### [EXERCISE DESCRIPTION]
Each entry below should be returned exactly as is, with the pictures removed.

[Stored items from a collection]
-- start --

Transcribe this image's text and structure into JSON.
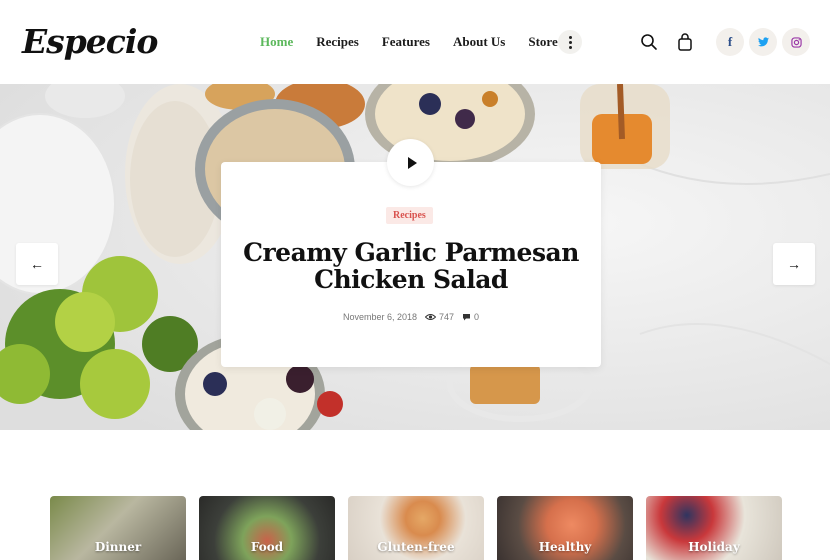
{
  "brand": {
    "logo_text": "Especio"
  },
  "nav": {
    "items": [
      {
        "label": "Home",
        "active": true
      },
      {
        "label": "Recipes",
        "active": false
      },
      {
        "label": "Features",
        "active": false
      },
      {
        "label": "About Us",
        "active": false
      },
      {
        "label": "Store",
        "active": false
      }
    ]
  },
  "header_icons": {
    "more": "more-dots-icon",
    "search": "search-icon",
    "cart": "shopping-bag-icon"
  },
  "social": {
    "facebook": "f",
    "twitter": "twitter-icon",
    "instagram": "instagram-icon"
  },
  "hero": {
    "badge": "Recipes",
    "title_line1": "Creamy Garlic Parmesan",
    "title_line2": "Chicken Salad",
    "date": "November 6, 2018",
    "views": "747",
    "comments": "0",
    "prev_arrow": "←",
    "next_arrow": "→"
  },
  "categories": [
    {
      "label": "Dinner"
    },
    {
      "label": "Food"
    },
    {
      "label": "Gluten-free"
    },
    {
      "label": "Healthy"
    },
    {
      "label": "Holiday"
    }
  ],
  "colors": {
    "accent_green": "#5cb85c",
    "badge_red": "#d9534f",
    "badge_bg": "#fbe9e6"
  }
}
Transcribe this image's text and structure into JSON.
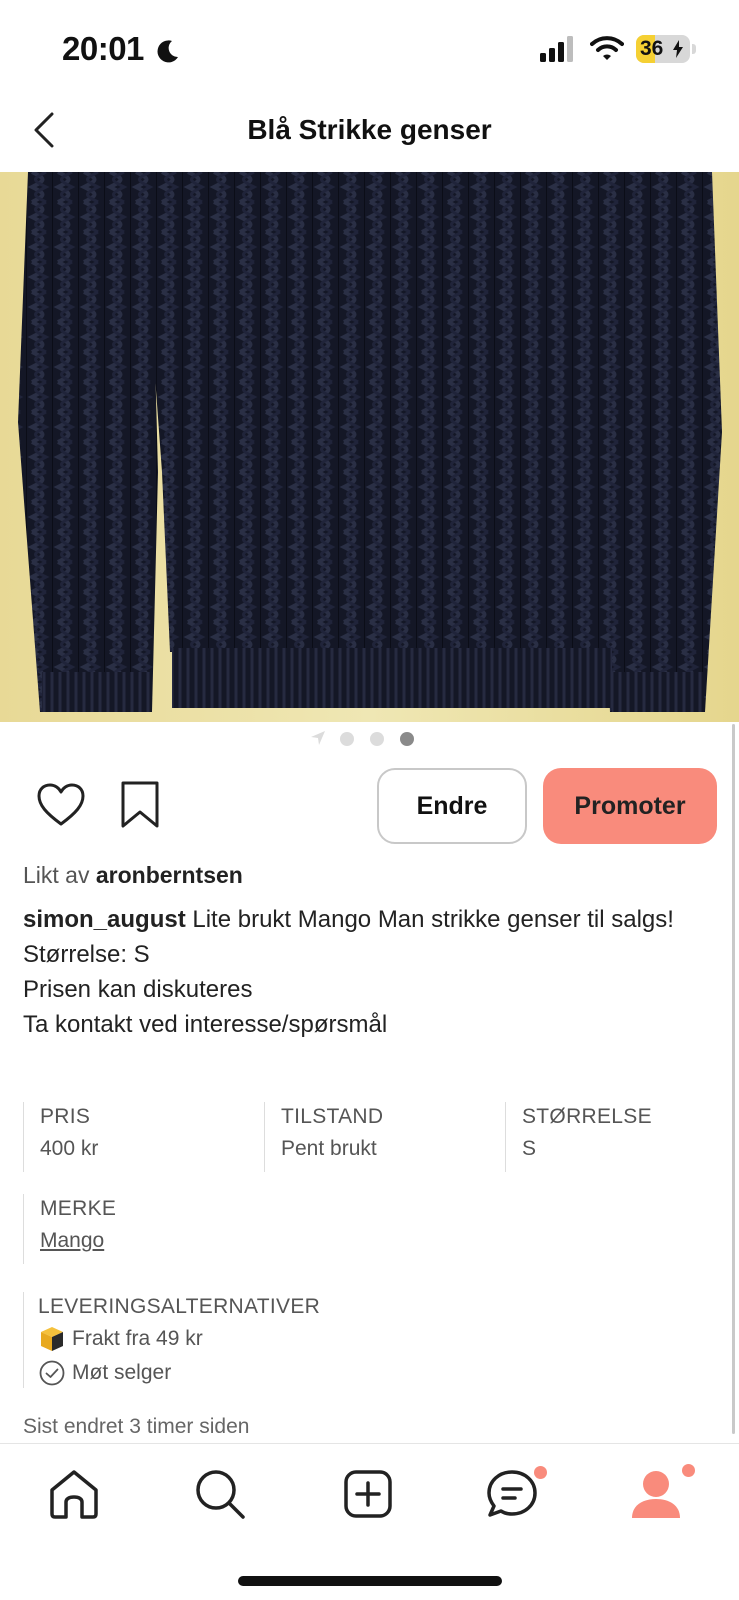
{
  "status_bar": {
    "time": "20:01",
    "battery": "36"
  },
  "header": {
    "title": "Blå Strikke genser"
  },
  "carousel": {
    "count": 3,
    "active_index": 2
  },
  "actions": {
    "edit_label": "Endre",
    "promote_label": "Promoter"
  },
  "liked": {
    "prefix": "Likt av",
    "user": "aronberntsen"
  },
  "description": {
    "user": "simon_august",
    "text": "Lite brukt Mango Man strikke genser til salgs!",
    "lines": [
      "Størrelse: S",
      "Prisen kan diskuteres",
      "Ta kontakt ved interesse/spørsmål"
    ]
  },
  "details": {
    "price": {
      "label": "PRIS",
      "value": "400 kr"
    },
    "condition": {
      "label": "TILSTAND",
      "value": "Pent brukt"
    },
    "size": {
      "label": "STØRRELSE",
      "value": "S"
    },
    "brand": {
      "label": "MERKE",
      "value": "Mango"
    }
  },
  "delivery": {
    "label": "LEVERINGSALTERNATIVER",
    "shipping": "Frakt fra 49 kr",
    "meet": "Møt selger"
  },
  "updated": "Sist endret 3 timer siden",
  "colors": {
    "accent": "#f98b7c",
    "badge": "#f98b7c"
  },
  "nav": {
    "items": [
      "home-icon",
      "search-icon",
      "add-icon",
      "chat-icon",
      "profile-icon"
    ]
  }
}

-- end --

### [ANSWER IN FULL]
Transcribe this image's text and structure into JSON.
{
  "brand": {
    "logo_text": "Especio"
  },
  "nav": {
    "items": [
      {
        "label": "Home",
        "active": true
      },
      {
        "label": "Recipes",
        "active": false
      },
      {
        "label": "Features",
        "active": false
      },
      {
        "label": "About Us",
        "active": false
      },
      {
        "label": "Store",
        "active": false
      }
    ]
  },
  "header_icons": {
    "more": "more-dots-icon",
    "search": "search-icon",
    "cart": "shopping-bag-icon"
  },
  "social": {
    "facebook": "f",
    "twitter": "twitter-icon",
    "instagram": "instagram-icon"
  },
  "hero": {
    "badge": "Recipes",
    "title_line1": "Creamy Garlic Parmesan",
    "title_line2": "Chicken Salad",
    "date": "November 6, 2018",
    "views": "747",
    "comments": "0",
    "prev_arrow": "←",
    "next_arrow": "→"
  },
  "categories": [
    {
      "label": "Dinner"
    },
    {
      "label": "Food"
    },
    {
      "label": "Gluten-free"
    },
    {
      "label": "Healthy"
    },
    {
      "label": "Holiday"
    }
  ],
  "colors": {
    "accent_green": "#5cb85c",
    "badge_red": "#d9534f",
    "badge_bg": "#fbe9e6"
  }
}
Transcribe this image's text and structure into JSON.
{
  "status_bar": {
    "time": "20:01",
    "battery": "36"
  },
  "header": {
    "title": "Blå Strikke genser"
  },
  "carousel": {
    "count": 3,
    "active_index": 2
  },
  "actions": {
    "edit_label": "Endre",
    "promote_label": "Promoter"
  },
  "liked": {
    "prefix": "Likt av",
    "user": "aronberntsen"
  },
  "description": {
    "user": "simon_august",
    "text": "Lite brukt Mango Man strikke genser til salgs!",
    "lines": [
      "Størrelse: S",
      "Prisen kan diskuteres",
      "Ta kontakt ved interesse/spørsmål"
    ]
  },
  "details": {
    "price": {
      "label": "PRIS",
      "value": "400 kr"
    },
    "condition": {
      "label": "TILSTAND",
      "value": "Pent brukt"
    },
    "size": {
      "label": "STØRRELSE",
      "value": "S"
    },
    "brand": {
      "label": "MERKE",
      "value": "Mango"
    }
  },
  "delivery": {
    "label": "LEVERINGSALTERNATIVER",
    "shipping": "Frakt fra 49 kr",
    "meet": "Møt selger"
  },
  "updated": "Sist endret 3 timer siden",
  "colors": {
    "accent": "#f98b7c",
    "badge": "#f98b7c"
  },
  "nav": {
    "items": [
      "home-icon",
      "search-icon",
      "add-icon",
      "chat-icon",
      "profile-icon"
    ]
  }
}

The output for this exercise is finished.